+++ RECORDS PROVIDED
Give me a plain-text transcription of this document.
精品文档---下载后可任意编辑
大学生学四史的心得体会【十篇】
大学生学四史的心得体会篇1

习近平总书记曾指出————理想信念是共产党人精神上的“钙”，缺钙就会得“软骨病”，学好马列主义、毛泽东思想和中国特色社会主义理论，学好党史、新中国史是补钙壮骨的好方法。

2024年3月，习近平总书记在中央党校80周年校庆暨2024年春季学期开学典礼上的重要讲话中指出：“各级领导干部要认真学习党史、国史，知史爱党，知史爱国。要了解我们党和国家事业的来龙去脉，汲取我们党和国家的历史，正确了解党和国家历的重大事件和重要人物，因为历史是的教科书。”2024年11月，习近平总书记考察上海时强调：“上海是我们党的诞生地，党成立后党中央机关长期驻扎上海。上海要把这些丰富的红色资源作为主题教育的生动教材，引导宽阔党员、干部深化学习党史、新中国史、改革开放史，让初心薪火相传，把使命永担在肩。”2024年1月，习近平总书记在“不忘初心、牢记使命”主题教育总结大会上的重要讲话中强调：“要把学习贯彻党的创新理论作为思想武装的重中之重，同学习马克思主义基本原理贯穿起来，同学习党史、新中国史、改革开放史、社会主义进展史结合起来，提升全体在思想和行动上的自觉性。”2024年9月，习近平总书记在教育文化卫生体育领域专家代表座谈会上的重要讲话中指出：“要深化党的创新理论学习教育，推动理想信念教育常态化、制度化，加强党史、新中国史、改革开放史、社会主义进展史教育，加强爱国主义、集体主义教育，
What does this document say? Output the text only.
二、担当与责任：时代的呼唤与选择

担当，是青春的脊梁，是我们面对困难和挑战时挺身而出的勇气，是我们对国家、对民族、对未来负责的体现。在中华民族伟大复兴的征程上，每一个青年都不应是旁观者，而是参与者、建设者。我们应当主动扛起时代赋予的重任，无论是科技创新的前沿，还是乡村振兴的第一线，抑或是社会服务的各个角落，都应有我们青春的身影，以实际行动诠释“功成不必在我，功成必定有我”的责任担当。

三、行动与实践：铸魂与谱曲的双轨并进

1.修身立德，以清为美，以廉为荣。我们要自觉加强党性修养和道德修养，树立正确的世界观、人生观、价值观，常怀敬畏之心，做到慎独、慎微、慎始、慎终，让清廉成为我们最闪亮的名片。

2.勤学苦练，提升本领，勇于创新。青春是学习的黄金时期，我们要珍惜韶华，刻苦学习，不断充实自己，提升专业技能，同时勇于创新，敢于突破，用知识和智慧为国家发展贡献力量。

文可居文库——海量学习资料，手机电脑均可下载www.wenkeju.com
++++++
Search the records for the string "document" and return every line in which it occurs.

- OUTPUT FOR THIS TASK:
Give me a plain-text transcription of this document.
What does this document say? Output the text only.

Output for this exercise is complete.